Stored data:
---------------
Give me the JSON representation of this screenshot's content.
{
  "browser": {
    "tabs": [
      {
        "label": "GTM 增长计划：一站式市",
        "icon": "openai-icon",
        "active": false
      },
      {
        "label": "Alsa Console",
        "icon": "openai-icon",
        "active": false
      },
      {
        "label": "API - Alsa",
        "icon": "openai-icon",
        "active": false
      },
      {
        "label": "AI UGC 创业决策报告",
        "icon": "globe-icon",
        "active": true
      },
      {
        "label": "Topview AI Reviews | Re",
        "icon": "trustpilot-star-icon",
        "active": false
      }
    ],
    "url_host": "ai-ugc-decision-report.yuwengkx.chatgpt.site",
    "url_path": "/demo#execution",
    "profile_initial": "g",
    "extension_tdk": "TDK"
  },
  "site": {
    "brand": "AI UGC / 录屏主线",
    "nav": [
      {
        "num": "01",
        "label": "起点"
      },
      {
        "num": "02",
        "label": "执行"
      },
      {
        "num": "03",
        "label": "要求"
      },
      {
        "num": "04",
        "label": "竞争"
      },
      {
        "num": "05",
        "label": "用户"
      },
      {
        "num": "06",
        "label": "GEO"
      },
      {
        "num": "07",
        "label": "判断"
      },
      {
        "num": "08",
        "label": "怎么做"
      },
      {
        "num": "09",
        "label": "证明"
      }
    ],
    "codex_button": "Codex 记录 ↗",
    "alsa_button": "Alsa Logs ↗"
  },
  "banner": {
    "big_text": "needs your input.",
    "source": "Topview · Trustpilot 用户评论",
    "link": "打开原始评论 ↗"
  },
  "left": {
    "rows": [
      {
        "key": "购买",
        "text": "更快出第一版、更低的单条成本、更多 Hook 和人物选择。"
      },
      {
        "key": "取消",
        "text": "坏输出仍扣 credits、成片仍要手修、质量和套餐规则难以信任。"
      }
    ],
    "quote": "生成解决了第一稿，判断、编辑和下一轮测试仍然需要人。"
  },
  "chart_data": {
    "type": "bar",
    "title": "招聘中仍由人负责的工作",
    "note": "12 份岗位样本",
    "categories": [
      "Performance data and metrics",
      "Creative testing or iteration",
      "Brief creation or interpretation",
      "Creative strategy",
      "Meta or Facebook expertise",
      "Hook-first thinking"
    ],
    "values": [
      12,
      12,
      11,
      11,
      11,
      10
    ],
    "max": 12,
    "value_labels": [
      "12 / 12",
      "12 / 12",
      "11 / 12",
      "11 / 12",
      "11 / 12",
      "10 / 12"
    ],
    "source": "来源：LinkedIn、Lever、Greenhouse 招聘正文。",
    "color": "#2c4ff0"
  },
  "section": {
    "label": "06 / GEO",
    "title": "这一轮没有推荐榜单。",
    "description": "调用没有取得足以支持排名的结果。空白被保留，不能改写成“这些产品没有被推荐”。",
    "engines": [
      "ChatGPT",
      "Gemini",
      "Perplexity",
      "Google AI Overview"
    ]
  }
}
---------------
→ **Directive**
Extract the data in full. Keep it word for word.

→ **Complete output**
Give me the JSON representation of this screenshot's content.
{
  "browser": {
    "tabs": [
      {
        "label": "GTM 增长计划：一站式市",
        "icon": "openai-icon",
        "active": false
      },
      {
        "label": "Alsa Console",
        "icon": "openai-icon",
        "active": false
      },
      {
        "label": "API - Alsa",
        "icon": "openai-icon",
        "active": false
      },
      {
        "label": "AI UGC 创业决策报告",
        "icon": "globe-icon",
        "active": true
      },
      {
        "label": "Topview AI Reviews | Re",
        "icon": "trustpilot-star-icon",
        "active": false
      }
    ],
    "url_host": "ai-ugc-decision-report.yuwengkx.chatgpt.site",
    "url_path": "/demo#execution",
    "profile_initial": "g",
    "extension_tdk": "TDK"
  },
  "site": {
    "brand": "AI UGC / 录屏主线",
    "nav": [
      {
        "num": "01",
        "label": "起点"
      },
      {
        "num": "02",
        "label": "执行"
      },
      {
        "num": "03",
        "label": "要求"
      },
      {
        "num": "04",
        "label": "竞争"
      },
      {
        "num": "05",
        "label": "用户"
      },
      {
        "num": "06",
        "label": "GEO"
      },
      {
        "num": "07",
        "label": "判断"
      },
      {
        "num": "08",
        "label": "怎么做"
      },
      {
        "num": "09",
        "label": "证明"
      }
    ],
    "codex_button": "Codex 记录 ↗",
    "alsa_button": "Alsa Logs ↗"
  },
  "banner": {
    "big_text": "needs your input.",
    "source": "Topview · Trustpilot 用户评论",
    "link": "打开原始评论 ↗"
  },
  "left": {
    "rows": [
      {
        "key": "购买",
        "text": "更快出第一版、更低的单条成本、更多 Hook 和人物选择。"
      },
      {
        "key": "取消",
        "text": "坏输出仍扣 credits、成片仍要手修、质量和套餐规则难以信任。"
      }
    ],
    "quote": "生成解决了第一稿，判断、编辑和下一轮测试仍然需要人。"
  },
  "chart_data": {
    "type": "bar",
    "title": "招聘中仍由人负责的工作",
    "note": "12 份岗位样本",
    "categories": [
      "Performance data and metrics",
      "Creative testing or iteration",
      "Brief creation or interpretation",
      "Creative strategy",
      "Meta or Facebook expertise",
      "Hook-first thinking"
    ],
    "values": [
      12,
      12,
      11,
      11,
      11,
      10
    ],
    "max": 12,
    "value_labels": [
      "12 / 12",
      "12 / 12",
      "11 / 12",
      "11 / 12",
      "11 / 12",
      "10 / 12"
    ],
    "source": "来源：LinkedIn、Lever、Greenhouse 招聘正文。",
    "color": "#2c4ff0"
  },
  "section": {
    "label": "06 / GEO",
    "title": "这一轮没有推荐榜单。",
    "description": "调用没有取得足以支持排名的结果。空白被保留，不能改写成“这些产品没有被推荐”。",
    "engines": [
      "ChatGPT",
      "Gemini",
      "Perplexity",
      "Google AI Overview"
    ]
  }
}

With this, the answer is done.